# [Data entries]
__________________________________________________

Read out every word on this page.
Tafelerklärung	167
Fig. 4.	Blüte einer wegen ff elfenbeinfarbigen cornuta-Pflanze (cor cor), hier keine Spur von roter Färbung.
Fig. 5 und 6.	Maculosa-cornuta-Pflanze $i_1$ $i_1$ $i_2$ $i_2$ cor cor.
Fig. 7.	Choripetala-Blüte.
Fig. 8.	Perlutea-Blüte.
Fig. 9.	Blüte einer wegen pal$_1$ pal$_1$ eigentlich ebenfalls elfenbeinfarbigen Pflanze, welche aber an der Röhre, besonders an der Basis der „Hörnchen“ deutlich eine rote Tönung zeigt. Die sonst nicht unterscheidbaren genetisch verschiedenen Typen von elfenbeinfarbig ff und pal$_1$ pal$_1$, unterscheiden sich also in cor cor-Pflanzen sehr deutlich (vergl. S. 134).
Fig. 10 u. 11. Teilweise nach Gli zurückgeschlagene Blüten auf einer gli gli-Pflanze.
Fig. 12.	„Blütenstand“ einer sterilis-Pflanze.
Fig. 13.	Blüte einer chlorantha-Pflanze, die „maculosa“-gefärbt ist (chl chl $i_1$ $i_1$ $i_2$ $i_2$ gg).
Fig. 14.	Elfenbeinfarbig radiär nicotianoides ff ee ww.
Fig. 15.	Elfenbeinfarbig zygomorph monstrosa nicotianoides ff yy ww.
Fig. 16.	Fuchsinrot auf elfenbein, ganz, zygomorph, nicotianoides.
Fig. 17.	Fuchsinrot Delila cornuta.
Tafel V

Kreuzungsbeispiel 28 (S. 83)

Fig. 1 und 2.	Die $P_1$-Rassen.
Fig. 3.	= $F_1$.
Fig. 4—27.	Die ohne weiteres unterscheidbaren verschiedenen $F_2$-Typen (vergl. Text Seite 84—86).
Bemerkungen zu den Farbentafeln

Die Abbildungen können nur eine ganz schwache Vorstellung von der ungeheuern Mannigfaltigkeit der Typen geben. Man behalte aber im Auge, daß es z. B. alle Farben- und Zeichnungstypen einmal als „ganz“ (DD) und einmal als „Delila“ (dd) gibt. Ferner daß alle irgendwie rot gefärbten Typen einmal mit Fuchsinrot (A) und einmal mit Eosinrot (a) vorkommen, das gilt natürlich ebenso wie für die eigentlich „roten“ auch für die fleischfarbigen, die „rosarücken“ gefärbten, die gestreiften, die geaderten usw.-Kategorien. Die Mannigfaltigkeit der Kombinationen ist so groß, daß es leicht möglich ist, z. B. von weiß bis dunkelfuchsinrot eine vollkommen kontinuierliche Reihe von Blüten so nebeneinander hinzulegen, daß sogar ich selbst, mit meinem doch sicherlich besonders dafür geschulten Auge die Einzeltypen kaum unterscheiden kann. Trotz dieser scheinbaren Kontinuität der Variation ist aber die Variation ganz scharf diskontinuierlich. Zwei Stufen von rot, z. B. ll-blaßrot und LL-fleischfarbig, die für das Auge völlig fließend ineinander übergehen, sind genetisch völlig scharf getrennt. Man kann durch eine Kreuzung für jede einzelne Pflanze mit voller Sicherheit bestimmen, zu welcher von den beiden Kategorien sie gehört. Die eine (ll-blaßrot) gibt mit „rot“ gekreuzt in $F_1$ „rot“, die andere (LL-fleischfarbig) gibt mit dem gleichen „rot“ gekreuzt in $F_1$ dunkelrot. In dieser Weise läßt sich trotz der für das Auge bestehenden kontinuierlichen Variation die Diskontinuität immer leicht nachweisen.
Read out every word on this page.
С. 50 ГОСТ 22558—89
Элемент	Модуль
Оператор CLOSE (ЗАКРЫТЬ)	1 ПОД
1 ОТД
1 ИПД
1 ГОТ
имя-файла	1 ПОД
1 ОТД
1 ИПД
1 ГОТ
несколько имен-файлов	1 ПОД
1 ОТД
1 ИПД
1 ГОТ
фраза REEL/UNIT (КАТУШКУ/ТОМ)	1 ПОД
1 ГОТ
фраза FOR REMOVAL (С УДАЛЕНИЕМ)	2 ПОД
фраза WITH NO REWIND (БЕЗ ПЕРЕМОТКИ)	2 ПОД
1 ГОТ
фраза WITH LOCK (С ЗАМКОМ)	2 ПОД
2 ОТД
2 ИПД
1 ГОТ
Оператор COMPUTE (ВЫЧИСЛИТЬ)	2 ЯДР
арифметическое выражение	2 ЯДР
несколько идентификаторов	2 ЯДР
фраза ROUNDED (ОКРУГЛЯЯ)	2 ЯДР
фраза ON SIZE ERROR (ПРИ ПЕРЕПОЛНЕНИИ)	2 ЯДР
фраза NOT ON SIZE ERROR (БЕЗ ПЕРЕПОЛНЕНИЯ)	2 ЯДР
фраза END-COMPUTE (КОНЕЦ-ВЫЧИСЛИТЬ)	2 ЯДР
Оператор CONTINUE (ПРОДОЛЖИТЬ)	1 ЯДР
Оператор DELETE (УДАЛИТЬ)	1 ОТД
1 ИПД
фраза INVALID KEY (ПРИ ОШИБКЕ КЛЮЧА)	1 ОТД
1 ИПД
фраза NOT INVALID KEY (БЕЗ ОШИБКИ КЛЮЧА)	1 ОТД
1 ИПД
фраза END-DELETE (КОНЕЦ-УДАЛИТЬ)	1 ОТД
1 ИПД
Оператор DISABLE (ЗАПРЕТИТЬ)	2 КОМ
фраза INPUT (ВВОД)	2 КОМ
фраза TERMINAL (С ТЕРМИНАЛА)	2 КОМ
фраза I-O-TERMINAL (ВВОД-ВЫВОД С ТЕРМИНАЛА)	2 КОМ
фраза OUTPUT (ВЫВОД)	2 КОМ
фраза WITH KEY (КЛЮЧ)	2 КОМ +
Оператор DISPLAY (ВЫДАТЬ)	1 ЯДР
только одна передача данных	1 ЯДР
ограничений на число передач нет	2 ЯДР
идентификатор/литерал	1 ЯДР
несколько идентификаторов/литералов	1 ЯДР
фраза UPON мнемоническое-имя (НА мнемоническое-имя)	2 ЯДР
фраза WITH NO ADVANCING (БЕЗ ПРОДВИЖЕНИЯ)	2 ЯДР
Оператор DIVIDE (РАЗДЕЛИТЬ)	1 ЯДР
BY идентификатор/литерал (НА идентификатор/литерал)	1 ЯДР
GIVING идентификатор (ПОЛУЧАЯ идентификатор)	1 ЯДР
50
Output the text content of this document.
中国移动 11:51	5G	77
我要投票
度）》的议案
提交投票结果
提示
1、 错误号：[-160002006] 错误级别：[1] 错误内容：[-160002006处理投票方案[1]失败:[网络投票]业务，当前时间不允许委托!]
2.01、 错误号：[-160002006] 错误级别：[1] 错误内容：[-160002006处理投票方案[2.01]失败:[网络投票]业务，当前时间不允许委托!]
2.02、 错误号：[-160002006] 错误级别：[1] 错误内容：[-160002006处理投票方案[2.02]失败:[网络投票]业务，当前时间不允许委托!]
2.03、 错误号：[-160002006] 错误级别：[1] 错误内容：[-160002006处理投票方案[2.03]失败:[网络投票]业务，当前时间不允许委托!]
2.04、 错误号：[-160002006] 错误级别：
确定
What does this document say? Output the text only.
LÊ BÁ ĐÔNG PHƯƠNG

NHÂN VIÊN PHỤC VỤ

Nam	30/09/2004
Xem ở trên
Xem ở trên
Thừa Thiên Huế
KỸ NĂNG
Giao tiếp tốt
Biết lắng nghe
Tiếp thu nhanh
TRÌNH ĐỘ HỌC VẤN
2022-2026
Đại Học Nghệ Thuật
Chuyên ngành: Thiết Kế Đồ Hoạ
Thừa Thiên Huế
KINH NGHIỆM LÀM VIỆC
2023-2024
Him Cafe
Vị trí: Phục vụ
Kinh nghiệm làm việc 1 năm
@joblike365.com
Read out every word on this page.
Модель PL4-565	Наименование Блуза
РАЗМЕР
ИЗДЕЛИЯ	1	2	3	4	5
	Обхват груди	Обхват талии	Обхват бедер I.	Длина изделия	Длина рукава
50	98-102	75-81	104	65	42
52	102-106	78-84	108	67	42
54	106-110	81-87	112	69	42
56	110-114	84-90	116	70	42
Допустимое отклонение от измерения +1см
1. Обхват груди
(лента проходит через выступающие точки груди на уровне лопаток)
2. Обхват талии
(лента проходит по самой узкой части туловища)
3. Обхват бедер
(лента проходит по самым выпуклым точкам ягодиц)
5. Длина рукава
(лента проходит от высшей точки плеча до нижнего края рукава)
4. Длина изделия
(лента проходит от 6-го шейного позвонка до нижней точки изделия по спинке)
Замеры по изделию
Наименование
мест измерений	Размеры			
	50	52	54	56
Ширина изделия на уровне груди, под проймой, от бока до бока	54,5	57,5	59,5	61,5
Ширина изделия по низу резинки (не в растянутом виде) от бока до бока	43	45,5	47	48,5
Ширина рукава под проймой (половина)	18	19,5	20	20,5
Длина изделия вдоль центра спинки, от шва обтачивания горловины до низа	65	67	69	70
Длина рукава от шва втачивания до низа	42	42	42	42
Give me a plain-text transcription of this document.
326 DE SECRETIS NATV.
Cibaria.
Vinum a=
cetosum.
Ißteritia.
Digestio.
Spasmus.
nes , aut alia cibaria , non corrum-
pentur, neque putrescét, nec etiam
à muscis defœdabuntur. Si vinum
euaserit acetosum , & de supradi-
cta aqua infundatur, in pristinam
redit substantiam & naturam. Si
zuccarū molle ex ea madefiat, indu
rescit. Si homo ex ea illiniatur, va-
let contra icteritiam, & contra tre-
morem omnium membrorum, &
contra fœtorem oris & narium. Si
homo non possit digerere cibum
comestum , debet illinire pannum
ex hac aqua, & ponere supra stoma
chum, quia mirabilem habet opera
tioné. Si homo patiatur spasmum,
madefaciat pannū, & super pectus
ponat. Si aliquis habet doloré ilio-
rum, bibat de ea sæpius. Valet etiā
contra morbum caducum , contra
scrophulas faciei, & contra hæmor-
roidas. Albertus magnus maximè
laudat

__________________________________________________

Locate and copy each line in the data above that includes the word "TERMINAL".

# [RESPONSE FOR THIS EXERCISE]
фраза TERMINAL (С ТЕРМИНАЛА)	2 КОМ
фраза I-O-TERMINAL (ВВОД-ВЫВОД С ТЕРМИНАЛА)	2 КОМ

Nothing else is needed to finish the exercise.